Your task is to output the listing word for word, with pictures excluded.

— start Dataset content —

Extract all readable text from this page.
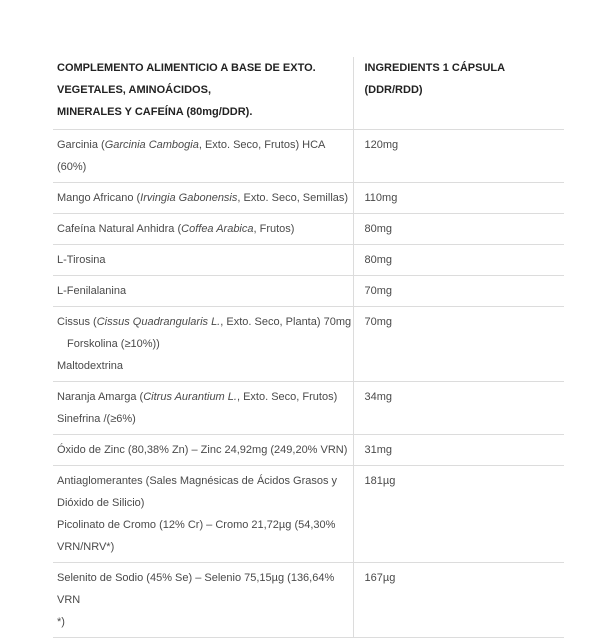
COMPLEMENTO ALIMENTICIO A BASE DE EXTO. VEGETALES, AMINOÁCIDOS,
MINERALES Y CAFEÍNA (80mg/DDR).	INGREDIENTS 1 CÁPSULA (DDR/RDD)
Garcinia (Garcinia Cambogia, Exto. Seco, Frutos) HCA (60%)	120mg
Mango Africano (Irvingia Gabonensis, Exto. Seco, Semillas)	110mg
Cafeína Natural Anhidra (Coffea Arabica, Frutos)	80mg
L-Tirosina	80mg
L-Fenilalanina	70mg

Cissus (Cissus Quadrangularis L., Exto. Seco, Planta) 70mg
Forskolina (≥10%))
Maltodextrina	70mg

Naranja Amarga (Citrus Aurantium L., Exto. Seco, Frutos)
Sinefrina /(≥6%)	34mg
Óxido de Zinc (80,38% Zn) – Zinc 24,92mg (249,20% VRN)	31mg

Antiaglomerantes (Sales Magnésicas de Ácidos Grasos y
Dióxido de Silicio)
Picolinato de Cromo (12% Cr) – Cromo 21,72µg (54,30%
VRN/NRV*)	181µg

Selenito de Sodio (45% Se) – Selenio 75,15µg (136,64% VRN
*)	167µg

— end Dataset content —

*Response below*:
Extract all readable text from this page.
COMPLEMENTO ALIMENTICIO A BASE DE EXTO. VEGETALES, AMINOÁCIDOS,
MINERALES Y CAFEÍNA (80mg/DDR).	INGREDIENTS 1 CÁPSULA (DDR/RDD)
Garcinia (Garcinia Cambogia, Exto. Seco, Frutos) HCA (60%)	120mg
Mango Africano (Irvingia Gabonensis, Exto. Seco, Semillas)	110mg
Cafeína Natural Anhidra (Coffea Arabica, Frutos)	80mg
L-Tirosina	80mg
L-Fenilalanina	70mg

Cissus (Cissus Quadrangularis L., Exto. Seco, Planta) 70mg
Forskolina (≥10%))
Maltodextrina	70mg

Naranja Amarga (Citrus Aurantium L., Exto. Seco, Frutos)
Sinefrina /(≥6%)	34mg
Óxido de Zinc (80,38% Zn) – Zinc 24,92mg (249,20% VRN)	31mg

Antiaglomerantes (Sales Magnésicas de Ácidos Grasos y
Dióxido de Silicio)
Picolinato de Cromo (12% Cr) – Cromo 21,72µg (54,30%
VRN/NRV*)	181µg

Selenito de Sodio (45% Se) – Selenio 75,15µg (136,64% VRN
*)	167µg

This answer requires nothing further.